-- START OF Material supplied --
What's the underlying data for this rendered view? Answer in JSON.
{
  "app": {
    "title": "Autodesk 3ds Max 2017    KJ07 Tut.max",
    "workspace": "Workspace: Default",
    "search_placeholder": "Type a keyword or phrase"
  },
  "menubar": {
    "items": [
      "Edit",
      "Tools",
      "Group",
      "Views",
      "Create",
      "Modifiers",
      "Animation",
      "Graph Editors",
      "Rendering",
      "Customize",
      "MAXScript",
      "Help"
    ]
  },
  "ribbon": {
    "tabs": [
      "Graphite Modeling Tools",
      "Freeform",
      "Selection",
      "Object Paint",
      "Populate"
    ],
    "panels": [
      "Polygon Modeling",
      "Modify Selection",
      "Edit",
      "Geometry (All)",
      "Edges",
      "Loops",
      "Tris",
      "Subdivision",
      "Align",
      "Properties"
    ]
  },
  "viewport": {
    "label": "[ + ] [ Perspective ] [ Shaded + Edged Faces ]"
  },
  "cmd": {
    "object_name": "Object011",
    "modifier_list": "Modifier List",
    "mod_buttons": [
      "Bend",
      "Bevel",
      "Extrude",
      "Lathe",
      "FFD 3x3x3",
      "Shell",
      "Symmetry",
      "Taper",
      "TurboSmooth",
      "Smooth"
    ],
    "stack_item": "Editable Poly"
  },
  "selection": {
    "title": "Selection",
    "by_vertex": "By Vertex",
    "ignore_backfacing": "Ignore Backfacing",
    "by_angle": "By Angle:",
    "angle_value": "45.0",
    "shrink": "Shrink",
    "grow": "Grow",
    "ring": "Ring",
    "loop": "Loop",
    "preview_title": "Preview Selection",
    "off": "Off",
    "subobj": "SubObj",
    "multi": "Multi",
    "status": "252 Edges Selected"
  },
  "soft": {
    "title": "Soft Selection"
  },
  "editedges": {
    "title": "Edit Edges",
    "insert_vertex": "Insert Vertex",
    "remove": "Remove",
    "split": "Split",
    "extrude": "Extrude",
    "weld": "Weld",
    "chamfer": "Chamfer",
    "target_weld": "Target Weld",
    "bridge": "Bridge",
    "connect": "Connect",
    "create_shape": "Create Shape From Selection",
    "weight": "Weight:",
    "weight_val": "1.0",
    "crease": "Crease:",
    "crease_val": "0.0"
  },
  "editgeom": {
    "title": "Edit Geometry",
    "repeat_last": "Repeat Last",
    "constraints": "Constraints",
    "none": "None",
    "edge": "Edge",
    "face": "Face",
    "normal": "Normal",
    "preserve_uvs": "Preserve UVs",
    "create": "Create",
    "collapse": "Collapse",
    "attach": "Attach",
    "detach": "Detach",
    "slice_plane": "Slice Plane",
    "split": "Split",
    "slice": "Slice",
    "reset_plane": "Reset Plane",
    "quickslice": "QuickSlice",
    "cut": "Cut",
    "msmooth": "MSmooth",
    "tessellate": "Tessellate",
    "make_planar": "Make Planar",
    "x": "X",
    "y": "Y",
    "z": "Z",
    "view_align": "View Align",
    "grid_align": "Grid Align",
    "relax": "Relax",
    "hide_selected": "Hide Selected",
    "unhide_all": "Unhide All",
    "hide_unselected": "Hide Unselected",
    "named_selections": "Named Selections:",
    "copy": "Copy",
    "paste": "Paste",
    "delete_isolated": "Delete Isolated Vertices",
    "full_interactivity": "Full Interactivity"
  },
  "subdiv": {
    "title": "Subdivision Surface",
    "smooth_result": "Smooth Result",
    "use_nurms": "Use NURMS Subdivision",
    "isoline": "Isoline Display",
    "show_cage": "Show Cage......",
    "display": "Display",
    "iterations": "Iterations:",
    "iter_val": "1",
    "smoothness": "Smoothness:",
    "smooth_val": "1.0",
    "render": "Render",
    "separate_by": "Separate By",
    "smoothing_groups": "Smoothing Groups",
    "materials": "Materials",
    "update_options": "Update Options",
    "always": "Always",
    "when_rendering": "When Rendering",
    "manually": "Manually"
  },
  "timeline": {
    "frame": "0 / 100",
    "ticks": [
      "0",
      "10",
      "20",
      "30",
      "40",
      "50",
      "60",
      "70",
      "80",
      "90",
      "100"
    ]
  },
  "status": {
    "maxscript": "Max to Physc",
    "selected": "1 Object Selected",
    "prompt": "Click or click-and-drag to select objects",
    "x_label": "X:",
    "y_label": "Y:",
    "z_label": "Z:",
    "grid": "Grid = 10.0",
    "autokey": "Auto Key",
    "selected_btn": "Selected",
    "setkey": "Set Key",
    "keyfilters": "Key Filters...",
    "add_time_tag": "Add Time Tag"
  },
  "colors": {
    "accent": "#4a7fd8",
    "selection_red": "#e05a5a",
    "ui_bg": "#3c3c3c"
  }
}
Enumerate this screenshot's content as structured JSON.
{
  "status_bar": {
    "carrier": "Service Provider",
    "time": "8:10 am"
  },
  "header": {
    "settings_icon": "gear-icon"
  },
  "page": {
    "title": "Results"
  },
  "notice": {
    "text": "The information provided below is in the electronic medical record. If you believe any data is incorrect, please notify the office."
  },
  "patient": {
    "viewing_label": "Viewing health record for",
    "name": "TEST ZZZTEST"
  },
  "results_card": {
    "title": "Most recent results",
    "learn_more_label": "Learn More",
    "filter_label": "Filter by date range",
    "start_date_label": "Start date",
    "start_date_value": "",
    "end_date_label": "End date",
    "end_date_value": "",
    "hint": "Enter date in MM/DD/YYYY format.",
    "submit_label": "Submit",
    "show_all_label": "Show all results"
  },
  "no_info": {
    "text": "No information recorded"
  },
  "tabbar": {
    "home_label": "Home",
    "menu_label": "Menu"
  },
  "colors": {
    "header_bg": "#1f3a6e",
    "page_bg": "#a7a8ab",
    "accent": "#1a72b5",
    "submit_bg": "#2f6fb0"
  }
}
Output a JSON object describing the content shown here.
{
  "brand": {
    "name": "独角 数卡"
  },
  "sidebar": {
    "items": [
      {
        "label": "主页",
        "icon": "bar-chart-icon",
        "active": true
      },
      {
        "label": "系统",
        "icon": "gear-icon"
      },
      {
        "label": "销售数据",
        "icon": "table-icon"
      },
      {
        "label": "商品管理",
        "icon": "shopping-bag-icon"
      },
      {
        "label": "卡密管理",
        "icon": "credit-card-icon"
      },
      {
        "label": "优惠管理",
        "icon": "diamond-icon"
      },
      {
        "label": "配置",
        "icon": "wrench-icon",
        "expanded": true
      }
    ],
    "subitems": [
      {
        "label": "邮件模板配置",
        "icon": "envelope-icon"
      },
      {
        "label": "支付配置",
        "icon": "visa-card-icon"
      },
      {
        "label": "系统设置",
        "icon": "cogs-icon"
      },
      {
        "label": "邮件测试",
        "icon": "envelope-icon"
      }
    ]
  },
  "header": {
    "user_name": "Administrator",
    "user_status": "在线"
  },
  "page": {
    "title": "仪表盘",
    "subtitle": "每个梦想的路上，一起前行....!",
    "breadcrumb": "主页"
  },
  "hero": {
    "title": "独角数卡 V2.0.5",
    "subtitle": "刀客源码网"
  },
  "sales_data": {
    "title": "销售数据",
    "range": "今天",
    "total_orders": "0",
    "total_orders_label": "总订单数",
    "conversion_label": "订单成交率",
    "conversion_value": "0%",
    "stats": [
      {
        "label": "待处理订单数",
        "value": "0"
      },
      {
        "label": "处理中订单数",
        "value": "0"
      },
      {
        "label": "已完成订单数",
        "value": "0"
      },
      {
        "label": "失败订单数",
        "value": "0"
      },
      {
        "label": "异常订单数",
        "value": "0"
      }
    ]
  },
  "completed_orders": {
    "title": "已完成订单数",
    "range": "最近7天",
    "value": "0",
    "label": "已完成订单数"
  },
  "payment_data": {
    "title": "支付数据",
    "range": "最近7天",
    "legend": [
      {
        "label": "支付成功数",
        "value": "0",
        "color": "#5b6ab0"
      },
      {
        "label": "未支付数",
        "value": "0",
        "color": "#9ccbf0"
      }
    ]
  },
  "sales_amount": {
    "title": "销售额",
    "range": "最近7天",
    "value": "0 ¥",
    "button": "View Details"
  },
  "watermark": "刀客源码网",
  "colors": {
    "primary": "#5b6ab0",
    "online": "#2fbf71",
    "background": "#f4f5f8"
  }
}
-- END OF Material supplied --
Instructions to follow: Report the number of lines in the entries above that include the string "this". Give nothing but the number.

Problem solution: 2